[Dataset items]
begin

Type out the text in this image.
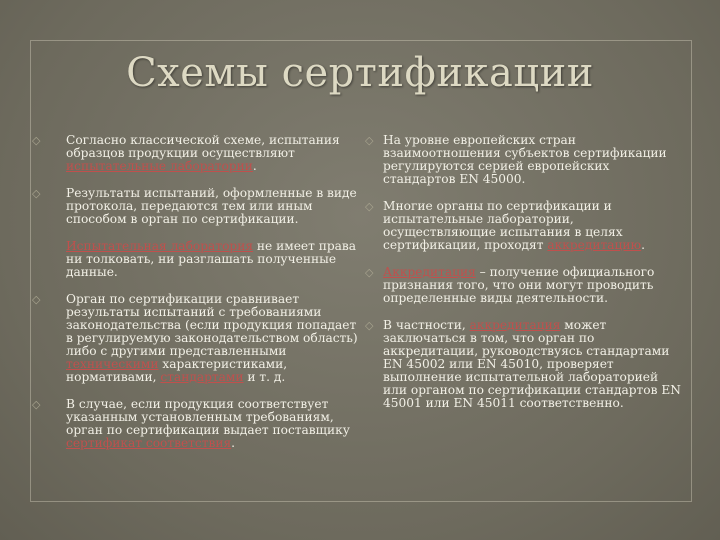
Схемы сертификации
◇ Согласно классической схеме, испытания образцов продукции осуществляют испытательные лаборатории.
◇ Результаты испытаний, оформленные в виде протокола, передаются тем или иным способом в орган по сертификации.
Испытательная лаборатория не имеет права ни толковать, ни разглашать полученные данные.
◇ Орган по сертификации сравнивает результаты испытаний с требованиями законодательства (если продукция попадает в регулируемую законодательством область) либо с другими представленными техническими характеристиками, нормативами, стандартами и т. д.
◇ В случае, если продукция соответствует указанным установленным требованиям, орган по сертификации выдает поставщику сертификат соответствия.
◇ На уровне европейских стран взаимоотношения субъектов сертификации регулируются серией европейских стандартов EN 45000.
◇ Многие органы по сертификации и испытательные лаборатории, осуществляющие испытания в целях сертификации, проходят аккредитацию.
◇ Аккредитация – получение официального признания того, что они могут проводить определенные виды деятельности.
◇ В частности, аккредитация может заключаться в том, что орган по аккредитации, руководствуясь стандартами EN 45002 или EN 45010, проверяет выполнение испытательной лабораторией или органом по сертификации стандартов EN 45001 или EN 45011 соответственно.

end

Leave the pictures out, and print every line of the listing exactly as written.

EXERCISE SOLUTION –
Type out the text in this image.
Схемы сертификации
◇ Согласно классической схеме, испытания образцов продукции осуществляют испытательные лаборатории.
◇ Результаты испытаний, оформленные в виде протокола, передаются тем или иным способом в орган по сертификации.
Испытательная лаборатория не имеет права ни толковать, ни разглашать полученные данные.
◇ Орган по сертификации сравнивает результаты испытаний с требованиями законодательства (если продукция попадает в регулируемую законодательством область) либо с другими представленными техническими характеристиками, нормативами, стандартами и т. д.
◇ В случае, если продукция соответствует указанным установленным требованиям, орган по сертификации выдает поставщику сертификат соответствия.
◇ На уровне европейских стран взаимоотношения субъектов сертификации регулируются серией европейских стандартов EN 45000.
◇ Многие органы по сертификации и испытательные лаборатории, осуществляющие испытания в целях сертификации, проходят аккредитацию.
◇ Аккредитация – получение официального признания того, что они могут проводить определенные виды деятельности.
◇ В частности, аккредитация может заключаться в том, что орган по аккредитации, руководствуясь стандартами EN 45002 или EN 45010, проверяет выполнение испытательной лабораторией или органом по сертификации стандартов EN 45001 или EN 45011 соответственно.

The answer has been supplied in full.